— BEGIN —

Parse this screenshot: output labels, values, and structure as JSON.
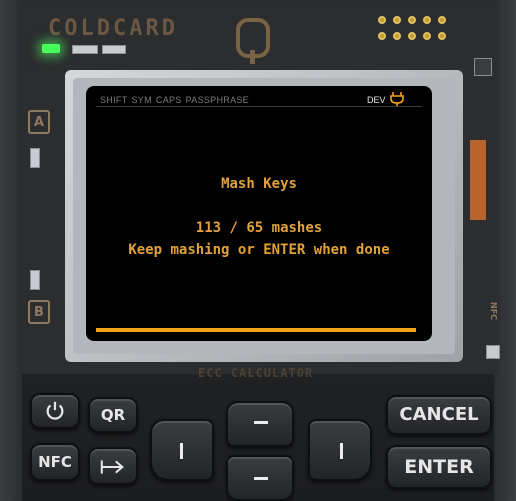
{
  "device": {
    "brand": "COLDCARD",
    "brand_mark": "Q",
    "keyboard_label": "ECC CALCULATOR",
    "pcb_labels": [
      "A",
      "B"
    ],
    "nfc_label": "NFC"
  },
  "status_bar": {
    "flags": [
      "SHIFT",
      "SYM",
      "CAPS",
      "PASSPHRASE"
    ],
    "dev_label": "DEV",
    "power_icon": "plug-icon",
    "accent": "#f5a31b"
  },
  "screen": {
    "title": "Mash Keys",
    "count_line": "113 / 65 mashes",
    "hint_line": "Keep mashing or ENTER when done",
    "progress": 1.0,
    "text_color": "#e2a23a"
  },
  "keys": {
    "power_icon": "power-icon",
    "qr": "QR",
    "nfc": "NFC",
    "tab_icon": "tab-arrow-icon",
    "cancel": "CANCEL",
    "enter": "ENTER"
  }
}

— END —

_Goal of the exercise:_ Transcribe the whole listing, character for character, but not its images.

_Expected answer:_
Parse this screenshot: output labels, values, and structure as JSON.
{
  "device": {
    "brand": "COLDCARD",
    "brand_mark": "Q",
    "keyboard_label": "ECC CALCULATOR",
    "pcb_labels": [
      "A",
      "B"
    ],
    "nfc_label": "NFC"
  },
  "status_bar": {
    "flags": [
      "SHIFT",
      "SYM",
      "CAPS",
      "PASSPHRASE"
    ],
    "dev_label": "DEV",
    "power_icon": "plug-icon",
    "accent": "#f5a31b"
  },
  "screen": {
    "title": "Mash Keys",
    "count_line": "113 / 65 mashes",
    "hint_line": "Keep mashing or ENTER when done",
    "progress": 1.0,
    "text_color": "#e2a23a"
  },
  "keys": {
    "power_icon": "power-icon",
    "qr": "QR",
    "nfc": "NFC",
    "tab_icon": "tab-arrow-icon",
    "cancel": "CANCEL",
    "enter": "ENTER"
  }
}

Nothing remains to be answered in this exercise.